**Request**
Every line below that holds the string "name" should be copied out.

--- Start of Raw records ---

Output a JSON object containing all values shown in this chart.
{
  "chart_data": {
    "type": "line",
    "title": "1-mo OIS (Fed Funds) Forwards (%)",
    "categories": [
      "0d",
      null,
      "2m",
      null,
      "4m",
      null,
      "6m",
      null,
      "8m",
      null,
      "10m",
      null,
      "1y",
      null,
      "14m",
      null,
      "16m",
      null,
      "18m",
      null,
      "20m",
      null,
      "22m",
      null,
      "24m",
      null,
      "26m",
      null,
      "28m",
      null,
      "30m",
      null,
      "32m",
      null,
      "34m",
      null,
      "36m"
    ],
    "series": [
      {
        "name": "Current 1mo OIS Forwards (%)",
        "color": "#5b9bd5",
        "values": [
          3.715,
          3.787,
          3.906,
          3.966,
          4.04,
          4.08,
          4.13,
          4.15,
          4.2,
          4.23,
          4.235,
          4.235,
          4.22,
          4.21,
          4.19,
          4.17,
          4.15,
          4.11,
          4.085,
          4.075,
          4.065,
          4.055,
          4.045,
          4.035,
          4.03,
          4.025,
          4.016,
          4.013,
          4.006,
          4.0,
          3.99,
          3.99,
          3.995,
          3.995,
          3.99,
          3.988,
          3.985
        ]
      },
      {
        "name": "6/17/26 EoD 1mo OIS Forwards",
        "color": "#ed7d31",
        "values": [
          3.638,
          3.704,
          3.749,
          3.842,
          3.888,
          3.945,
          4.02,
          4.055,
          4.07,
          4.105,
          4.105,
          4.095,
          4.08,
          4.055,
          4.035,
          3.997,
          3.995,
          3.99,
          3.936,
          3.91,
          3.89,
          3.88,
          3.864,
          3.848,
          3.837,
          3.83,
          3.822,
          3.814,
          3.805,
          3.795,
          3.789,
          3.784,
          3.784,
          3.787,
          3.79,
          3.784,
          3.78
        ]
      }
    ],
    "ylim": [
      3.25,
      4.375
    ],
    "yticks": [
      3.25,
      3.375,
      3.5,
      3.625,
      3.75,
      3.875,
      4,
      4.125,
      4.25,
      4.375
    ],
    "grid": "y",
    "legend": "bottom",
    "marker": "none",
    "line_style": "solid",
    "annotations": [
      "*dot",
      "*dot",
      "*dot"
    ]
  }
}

--- End of Raw records ---

**Task response**
        "name": "Current 1mo OIS Forwards (%)",
        "name": "6/17/26 EoD 1mo OIS Forwards",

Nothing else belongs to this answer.